DESCRIPTION OF THE TASK. Your answer should be the lines of the data below that contain "document".

======

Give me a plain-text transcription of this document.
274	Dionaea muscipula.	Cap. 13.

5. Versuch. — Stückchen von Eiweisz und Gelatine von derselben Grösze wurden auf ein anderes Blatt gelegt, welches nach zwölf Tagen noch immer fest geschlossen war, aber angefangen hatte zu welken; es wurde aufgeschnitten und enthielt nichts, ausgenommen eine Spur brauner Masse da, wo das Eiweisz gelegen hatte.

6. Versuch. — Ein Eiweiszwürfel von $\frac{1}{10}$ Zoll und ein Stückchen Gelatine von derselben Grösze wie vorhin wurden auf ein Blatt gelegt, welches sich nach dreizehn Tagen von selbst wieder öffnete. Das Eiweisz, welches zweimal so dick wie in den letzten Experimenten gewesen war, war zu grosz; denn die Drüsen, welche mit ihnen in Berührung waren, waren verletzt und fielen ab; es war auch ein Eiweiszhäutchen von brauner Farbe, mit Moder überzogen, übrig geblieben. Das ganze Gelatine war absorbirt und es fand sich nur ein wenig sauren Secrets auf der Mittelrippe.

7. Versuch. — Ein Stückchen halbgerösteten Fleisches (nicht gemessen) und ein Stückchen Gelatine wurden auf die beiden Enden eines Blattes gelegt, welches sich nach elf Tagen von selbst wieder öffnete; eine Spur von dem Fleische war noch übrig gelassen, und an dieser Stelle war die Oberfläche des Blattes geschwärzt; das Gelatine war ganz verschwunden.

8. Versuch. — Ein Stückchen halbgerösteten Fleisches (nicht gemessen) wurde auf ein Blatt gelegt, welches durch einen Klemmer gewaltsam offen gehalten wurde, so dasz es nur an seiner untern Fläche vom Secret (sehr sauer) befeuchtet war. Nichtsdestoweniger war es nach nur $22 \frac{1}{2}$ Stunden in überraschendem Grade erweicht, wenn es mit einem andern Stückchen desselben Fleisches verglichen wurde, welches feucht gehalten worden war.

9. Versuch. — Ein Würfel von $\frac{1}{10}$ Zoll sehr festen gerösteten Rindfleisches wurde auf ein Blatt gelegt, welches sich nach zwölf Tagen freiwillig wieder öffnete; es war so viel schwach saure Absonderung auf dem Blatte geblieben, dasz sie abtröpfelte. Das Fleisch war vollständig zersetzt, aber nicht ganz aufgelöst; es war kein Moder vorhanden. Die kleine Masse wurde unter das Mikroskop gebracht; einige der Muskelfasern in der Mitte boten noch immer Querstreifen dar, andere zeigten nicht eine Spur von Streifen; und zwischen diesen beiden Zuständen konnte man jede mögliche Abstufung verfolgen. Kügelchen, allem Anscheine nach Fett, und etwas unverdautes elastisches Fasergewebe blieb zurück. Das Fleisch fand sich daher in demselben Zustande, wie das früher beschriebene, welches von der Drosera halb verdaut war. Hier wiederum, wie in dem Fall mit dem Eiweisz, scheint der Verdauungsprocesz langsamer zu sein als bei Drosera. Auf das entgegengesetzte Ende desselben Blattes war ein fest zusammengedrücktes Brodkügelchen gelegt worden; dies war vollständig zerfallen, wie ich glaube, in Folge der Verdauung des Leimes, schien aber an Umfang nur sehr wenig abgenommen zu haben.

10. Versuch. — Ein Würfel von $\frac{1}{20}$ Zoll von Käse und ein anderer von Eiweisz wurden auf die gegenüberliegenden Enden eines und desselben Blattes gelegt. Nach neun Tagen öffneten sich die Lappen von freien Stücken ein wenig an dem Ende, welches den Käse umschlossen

======

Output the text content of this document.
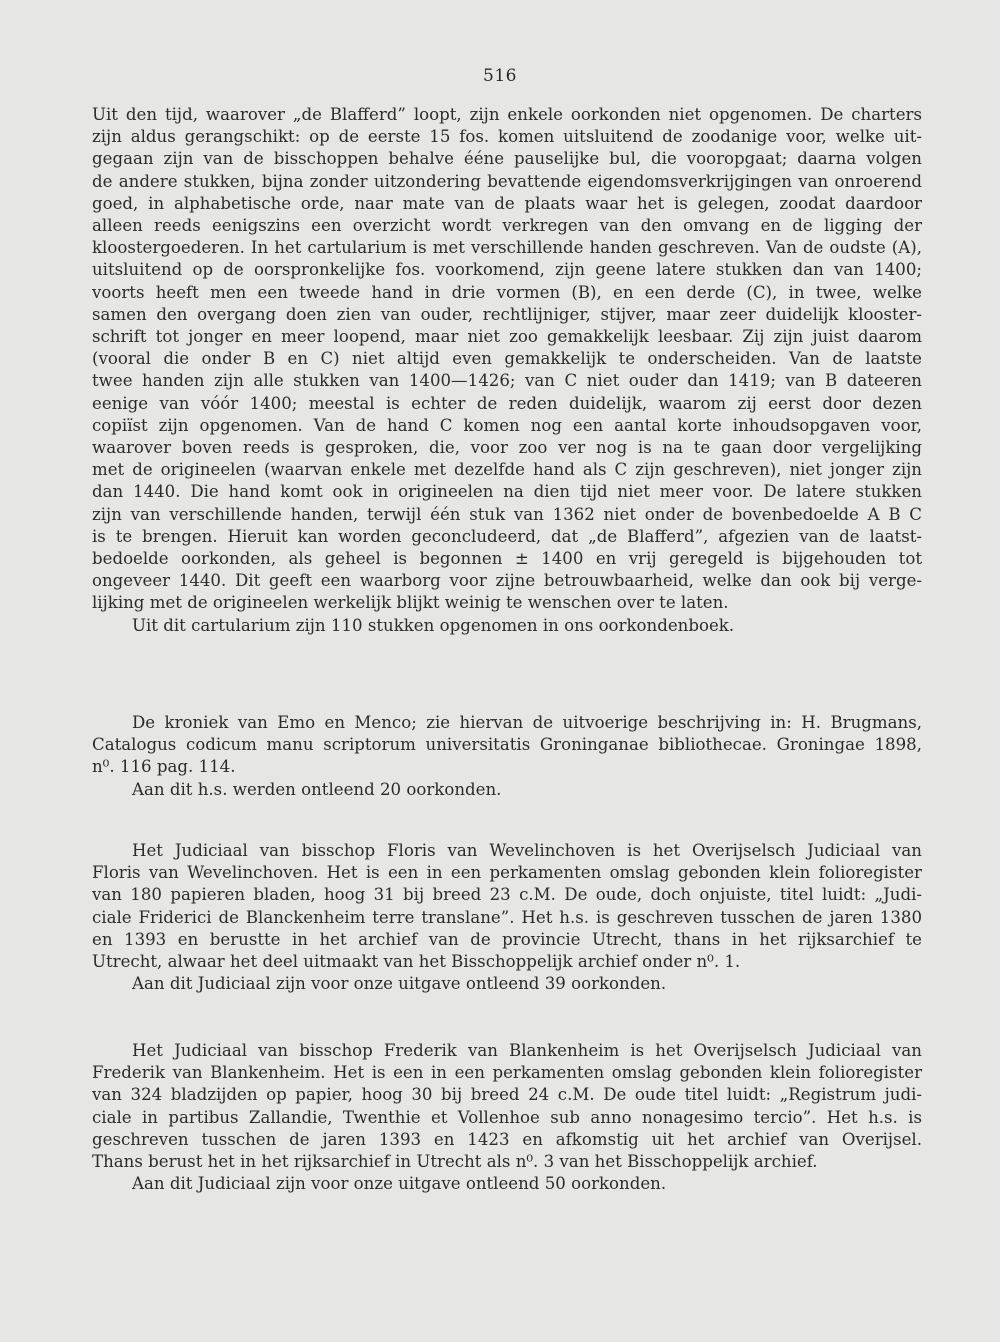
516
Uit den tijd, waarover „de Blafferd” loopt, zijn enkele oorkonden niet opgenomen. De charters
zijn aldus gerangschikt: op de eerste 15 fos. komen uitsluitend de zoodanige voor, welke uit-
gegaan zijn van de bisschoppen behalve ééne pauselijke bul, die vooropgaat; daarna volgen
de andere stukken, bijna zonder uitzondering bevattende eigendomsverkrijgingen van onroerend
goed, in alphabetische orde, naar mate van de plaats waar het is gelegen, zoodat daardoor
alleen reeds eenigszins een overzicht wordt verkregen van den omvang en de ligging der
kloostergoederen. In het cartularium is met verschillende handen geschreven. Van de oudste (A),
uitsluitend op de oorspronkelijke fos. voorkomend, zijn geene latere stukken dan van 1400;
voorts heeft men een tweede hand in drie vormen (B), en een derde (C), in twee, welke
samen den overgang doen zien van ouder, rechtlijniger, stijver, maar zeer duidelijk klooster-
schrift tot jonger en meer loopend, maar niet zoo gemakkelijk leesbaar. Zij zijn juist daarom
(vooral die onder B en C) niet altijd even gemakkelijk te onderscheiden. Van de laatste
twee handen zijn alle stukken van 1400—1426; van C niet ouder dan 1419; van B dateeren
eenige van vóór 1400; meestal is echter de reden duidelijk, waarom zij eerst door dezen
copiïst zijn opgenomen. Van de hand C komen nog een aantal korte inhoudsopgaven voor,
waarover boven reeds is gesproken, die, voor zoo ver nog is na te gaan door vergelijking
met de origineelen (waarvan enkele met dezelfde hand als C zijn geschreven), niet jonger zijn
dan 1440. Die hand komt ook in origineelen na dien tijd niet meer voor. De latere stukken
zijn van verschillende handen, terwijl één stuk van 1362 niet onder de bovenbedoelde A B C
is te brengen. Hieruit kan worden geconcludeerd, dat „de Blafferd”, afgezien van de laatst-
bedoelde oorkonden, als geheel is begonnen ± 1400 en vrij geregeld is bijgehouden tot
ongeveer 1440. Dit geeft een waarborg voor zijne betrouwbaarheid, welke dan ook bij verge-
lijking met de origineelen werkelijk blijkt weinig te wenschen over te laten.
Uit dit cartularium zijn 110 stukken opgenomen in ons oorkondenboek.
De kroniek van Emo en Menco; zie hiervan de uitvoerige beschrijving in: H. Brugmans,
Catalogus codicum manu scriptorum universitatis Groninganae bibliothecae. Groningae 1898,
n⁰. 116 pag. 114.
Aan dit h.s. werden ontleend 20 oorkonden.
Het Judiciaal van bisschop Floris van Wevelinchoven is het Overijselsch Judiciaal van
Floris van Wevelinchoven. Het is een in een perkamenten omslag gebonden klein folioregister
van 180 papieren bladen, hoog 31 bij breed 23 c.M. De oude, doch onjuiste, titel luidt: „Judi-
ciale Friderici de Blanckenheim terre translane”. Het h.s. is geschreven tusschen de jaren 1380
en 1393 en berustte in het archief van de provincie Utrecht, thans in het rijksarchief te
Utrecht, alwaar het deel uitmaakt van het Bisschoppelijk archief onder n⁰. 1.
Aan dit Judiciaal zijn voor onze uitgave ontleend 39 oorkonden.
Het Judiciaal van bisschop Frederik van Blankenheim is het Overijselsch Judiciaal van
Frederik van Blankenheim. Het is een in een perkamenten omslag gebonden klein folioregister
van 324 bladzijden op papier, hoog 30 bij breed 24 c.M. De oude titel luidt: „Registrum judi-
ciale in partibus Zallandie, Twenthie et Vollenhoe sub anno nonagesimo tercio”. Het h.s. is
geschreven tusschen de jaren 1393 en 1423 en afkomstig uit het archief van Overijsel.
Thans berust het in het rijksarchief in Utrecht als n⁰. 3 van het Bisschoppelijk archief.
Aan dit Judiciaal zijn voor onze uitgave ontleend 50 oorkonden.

======

REPLY.
Give me a plain-text transcription of this document.
Output the text content of this document.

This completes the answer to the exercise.